[Collected data]

'''

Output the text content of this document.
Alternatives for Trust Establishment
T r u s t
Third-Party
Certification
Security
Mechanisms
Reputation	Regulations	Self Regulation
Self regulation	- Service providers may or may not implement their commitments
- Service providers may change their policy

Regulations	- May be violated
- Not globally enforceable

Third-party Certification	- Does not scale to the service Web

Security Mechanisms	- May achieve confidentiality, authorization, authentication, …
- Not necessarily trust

'''

* **WHAT TO PRODUCE**
Say how many lines in this listing hold the string "providers", giving the count and nothing more.

* **THE SOLUTION**
2